(Rows from a figure dataset)
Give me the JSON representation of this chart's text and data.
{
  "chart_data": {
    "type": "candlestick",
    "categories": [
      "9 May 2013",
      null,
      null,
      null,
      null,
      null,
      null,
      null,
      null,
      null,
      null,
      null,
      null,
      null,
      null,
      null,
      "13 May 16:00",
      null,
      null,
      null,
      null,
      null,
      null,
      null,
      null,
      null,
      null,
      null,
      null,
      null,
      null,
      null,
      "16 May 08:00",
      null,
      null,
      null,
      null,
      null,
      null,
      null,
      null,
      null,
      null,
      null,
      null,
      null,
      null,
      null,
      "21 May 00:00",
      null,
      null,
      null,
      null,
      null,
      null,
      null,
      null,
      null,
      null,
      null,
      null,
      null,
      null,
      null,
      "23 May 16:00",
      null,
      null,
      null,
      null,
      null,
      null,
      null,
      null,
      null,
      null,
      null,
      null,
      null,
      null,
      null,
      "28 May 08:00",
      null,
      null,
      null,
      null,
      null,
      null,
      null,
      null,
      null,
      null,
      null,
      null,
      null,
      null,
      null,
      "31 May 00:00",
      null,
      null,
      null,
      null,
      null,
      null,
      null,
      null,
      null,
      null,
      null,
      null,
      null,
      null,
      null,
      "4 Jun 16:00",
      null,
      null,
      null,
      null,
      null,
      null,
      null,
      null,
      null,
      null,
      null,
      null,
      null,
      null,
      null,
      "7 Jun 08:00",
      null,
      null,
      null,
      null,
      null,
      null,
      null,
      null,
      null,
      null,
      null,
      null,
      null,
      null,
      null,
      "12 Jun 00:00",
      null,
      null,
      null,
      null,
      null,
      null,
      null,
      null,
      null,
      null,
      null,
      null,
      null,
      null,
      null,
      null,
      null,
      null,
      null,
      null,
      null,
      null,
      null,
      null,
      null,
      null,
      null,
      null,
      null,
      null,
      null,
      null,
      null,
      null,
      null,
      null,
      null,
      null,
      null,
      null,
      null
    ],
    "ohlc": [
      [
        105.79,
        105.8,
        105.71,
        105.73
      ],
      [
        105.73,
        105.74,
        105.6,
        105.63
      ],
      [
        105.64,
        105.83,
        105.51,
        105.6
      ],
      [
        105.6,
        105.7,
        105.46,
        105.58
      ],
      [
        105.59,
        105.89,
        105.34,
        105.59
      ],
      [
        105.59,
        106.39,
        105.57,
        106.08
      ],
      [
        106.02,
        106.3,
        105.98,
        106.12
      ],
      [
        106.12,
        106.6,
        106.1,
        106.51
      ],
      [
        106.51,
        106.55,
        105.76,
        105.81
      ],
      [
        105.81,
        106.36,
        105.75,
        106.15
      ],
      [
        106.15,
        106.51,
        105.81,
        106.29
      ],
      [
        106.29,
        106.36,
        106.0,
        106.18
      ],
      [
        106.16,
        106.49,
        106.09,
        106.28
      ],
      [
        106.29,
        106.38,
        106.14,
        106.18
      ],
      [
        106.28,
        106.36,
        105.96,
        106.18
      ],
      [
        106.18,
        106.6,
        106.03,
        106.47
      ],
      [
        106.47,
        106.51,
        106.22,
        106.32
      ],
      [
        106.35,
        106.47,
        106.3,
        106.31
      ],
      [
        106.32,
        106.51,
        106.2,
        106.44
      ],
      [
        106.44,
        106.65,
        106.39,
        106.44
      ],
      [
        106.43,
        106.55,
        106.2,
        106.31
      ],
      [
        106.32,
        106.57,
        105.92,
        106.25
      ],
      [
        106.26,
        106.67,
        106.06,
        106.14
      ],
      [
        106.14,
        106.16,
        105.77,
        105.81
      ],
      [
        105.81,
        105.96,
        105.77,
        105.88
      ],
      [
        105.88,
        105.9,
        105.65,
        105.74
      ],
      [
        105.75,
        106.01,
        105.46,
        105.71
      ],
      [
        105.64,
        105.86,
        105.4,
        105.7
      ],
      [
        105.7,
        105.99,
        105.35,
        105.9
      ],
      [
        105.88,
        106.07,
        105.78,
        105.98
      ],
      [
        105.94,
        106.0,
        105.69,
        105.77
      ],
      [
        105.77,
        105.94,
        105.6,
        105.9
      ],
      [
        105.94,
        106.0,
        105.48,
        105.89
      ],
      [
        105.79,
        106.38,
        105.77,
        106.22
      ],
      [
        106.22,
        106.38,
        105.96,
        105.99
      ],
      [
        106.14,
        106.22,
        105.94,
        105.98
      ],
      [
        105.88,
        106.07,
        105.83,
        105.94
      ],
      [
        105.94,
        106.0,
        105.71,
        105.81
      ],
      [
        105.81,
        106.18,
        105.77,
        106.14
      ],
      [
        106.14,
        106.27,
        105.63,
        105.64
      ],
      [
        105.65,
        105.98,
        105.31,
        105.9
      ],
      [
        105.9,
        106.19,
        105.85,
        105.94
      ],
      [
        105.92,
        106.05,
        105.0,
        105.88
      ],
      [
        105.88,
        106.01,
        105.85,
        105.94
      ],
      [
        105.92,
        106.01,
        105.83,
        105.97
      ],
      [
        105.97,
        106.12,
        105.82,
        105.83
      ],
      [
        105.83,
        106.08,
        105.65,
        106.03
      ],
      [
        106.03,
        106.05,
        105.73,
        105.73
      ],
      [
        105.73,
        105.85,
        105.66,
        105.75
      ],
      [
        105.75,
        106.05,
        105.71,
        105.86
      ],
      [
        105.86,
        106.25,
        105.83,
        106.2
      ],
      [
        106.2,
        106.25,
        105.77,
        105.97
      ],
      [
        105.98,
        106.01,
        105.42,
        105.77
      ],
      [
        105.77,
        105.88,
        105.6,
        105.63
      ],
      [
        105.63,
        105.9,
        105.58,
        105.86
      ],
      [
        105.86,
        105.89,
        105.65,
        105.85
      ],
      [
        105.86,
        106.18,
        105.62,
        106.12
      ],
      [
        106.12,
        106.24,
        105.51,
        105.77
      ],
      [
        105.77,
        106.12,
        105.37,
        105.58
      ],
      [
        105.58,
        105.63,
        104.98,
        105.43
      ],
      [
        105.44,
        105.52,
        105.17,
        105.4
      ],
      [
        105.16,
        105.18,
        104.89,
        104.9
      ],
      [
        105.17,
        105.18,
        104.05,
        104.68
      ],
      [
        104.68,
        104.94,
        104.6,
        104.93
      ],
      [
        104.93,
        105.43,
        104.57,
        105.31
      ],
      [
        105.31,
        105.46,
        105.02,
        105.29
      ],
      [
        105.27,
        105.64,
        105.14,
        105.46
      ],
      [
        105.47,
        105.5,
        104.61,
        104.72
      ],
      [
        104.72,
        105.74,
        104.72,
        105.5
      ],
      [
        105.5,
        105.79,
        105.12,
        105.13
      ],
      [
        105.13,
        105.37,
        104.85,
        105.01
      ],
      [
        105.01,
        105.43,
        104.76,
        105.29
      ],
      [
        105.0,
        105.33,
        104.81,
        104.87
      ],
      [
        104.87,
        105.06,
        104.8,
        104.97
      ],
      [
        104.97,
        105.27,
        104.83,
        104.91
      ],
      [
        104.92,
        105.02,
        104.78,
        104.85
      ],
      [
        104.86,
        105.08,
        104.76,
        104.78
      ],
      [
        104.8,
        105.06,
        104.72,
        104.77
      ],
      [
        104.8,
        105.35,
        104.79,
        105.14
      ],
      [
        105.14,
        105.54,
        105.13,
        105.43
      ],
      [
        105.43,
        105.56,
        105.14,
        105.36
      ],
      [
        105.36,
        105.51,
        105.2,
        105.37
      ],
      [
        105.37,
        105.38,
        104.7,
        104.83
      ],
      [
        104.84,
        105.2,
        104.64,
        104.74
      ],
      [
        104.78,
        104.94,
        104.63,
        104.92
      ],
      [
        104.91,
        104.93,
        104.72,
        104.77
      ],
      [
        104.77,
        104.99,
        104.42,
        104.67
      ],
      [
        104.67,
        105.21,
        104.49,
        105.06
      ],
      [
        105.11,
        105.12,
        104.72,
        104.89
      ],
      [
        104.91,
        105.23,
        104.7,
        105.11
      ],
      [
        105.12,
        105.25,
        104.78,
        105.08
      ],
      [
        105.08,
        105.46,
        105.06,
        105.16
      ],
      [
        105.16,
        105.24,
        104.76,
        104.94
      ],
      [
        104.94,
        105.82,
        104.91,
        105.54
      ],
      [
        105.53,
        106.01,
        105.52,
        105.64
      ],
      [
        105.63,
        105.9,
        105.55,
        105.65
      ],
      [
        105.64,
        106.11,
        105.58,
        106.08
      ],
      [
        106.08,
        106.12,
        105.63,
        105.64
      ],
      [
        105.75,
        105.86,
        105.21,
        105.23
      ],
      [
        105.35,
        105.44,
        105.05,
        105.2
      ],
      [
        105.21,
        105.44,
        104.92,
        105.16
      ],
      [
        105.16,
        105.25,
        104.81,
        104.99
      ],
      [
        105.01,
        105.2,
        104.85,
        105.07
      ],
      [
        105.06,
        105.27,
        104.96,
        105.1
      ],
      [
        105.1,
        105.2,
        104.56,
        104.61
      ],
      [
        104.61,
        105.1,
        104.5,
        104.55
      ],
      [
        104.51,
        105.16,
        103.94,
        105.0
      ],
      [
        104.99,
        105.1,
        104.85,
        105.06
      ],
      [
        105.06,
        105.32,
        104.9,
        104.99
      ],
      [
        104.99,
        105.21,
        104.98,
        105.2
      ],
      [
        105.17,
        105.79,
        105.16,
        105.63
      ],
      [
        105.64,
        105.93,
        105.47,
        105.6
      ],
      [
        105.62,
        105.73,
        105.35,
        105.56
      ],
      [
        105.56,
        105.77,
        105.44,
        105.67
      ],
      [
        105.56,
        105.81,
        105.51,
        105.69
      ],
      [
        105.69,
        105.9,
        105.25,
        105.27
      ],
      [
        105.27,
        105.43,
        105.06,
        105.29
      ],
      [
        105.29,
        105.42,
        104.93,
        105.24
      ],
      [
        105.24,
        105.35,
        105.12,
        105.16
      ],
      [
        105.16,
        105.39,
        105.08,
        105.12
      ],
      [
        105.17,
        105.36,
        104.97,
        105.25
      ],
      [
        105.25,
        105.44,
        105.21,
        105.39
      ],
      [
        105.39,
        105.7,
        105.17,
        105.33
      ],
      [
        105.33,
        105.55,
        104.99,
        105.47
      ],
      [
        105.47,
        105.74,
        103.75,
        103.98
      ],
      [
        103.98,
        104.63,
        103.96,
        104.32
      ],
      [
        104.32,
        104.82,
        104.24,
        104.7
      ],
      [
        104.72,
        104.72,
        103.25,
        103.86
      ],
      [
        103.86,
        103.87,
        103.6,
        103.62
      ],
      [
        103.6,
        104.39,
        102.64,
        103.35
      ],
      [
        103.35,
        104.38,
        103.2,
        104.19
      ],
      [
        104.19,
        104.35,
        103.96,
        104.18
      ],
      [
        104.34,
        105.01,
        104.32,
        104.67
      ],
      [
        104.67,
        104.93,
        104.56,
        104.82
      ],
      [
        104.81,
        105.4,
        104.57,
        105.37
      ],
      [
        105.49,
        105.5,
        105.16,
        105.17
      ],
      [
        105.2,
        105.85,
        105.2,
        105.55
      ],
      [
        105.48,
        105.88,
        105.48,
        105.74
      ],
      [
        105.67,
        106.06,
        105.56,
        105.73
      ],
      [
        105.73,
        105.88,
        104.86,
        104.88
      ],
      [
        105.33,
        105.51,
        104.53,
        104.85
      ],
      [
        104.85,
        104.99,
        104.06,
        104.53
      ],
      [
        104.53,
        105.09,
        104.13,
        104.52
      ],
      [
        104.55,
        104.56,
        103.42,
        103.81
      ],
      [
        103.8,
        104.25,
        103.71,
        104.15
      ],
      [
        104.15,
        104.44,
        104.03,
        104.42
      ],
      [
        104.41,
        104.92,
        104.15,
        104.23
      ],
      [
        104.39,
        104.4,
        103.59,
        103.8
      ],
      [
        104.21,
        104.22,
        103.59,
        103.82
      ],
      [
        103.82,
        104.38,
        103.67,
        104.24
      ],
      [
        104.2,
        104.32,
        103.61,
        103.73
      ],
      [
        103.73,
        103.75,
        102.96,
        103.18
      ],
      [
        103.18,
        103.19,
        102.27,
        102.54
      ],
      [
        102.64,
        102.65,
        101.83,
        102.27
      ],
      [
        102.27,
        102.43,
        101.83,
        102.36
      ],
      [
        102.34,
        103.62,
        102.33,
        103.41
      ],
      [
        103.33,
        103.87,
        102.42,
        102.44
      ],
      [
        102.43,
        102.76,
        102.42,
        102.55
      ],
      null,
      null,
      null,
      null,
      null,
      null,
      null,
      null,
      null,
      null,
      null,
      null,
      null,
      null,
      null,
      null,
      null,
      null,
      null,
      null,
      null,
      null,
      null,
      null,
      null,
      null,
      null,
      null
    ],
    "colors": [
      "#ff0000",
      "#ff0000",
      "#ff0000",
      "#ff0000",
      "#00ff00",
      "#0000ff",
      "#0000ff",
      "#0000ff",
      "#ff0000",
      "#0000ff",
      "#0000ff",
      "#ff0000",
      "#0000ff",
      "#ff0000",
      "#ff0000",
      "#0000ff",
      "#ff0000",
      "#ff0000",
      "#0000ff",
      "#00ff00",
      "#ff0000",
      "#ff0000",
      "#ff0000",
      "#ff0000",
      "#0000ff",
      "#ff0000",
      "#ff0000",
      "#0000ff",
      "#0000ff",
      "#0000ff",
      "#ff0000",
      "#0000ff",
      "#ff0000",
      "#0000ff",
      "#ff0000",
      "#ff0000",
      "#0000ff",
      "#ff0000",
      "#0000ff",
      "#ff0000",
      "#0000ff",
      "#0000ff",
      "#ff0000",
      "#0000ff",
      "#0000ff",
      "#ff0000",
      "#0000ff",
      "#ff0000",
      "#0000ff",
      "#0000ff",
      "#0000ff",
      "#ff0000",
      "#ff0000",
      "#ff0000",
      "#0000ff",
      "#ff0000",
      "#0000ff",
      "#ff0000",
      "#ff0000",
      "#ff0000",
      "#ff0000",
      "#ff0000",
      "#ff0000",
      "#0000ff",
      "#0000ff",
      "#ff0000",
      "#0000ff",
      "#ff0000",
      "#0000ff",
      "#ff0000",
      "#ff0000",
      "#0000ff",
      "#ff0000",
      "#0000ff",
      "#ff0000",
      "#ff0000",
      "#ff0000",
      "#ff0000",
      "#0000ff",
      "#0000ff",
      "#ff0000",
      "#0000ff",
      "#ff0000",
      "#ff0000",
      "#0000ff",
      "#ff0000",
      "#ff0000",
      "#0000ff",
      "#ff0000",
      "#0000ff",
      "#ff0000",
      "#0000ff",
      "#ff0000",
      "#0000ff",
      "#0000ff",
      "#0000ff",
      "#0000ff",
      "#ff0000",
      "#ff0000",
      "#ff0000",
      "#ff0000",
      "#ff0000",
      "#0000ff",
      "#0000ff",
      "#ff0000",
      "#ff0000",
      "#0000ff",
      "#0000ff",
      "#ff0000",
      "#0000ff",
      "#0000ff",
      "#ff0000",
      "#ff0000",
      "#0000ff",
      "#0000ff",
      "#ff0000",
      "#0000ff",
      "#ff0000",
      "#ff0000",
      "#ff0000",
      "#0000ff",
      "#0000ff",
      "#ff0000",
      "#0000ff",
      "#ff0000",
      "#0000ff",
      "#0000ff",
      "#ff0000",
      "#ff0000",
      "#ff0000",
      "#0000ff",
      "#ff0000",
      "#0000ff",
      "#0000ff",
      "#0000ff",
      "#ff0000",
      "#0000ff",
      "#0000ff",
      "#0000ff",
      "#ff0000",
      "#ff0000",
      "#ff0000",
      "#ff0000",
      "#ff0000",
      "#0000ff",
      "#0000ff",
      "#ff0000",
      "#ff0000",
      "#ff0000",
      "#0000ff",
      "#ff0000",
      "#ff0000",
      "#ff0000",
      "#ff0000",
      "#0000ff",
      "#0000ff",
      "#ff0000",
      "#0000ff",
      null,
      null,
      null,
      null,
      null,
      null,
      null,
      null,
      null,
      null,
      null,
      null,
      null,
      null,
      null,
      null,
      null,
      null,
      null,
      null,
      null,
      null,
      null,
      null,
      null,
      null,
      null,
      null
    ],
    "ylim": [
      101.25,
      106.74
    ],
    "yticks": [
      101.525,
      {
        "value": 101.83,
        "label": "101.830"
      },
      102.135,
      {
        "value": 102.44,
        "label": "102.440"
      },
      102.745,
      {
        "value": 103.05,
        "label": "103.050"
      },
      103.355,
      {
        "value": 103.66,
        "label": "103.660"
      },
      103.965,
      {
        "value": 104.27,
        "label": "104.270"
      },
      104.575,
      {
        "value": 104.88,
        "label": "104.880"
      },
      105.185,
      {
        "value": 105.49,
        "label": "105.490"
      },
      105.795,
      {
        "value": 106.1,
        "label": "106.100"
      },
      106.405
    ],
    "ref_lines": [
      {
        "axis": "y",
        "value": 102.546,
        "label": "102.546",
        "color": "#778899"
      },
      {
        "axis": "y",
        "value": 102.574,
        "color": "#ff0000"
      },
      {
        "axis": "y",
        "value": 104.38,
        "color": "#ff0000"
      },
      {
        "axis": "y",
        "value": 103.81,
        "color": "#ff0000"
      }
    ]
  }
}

# What to do
Tally the lines of the records holding the word "label", then give only the resulting number.

# Reply to the task
9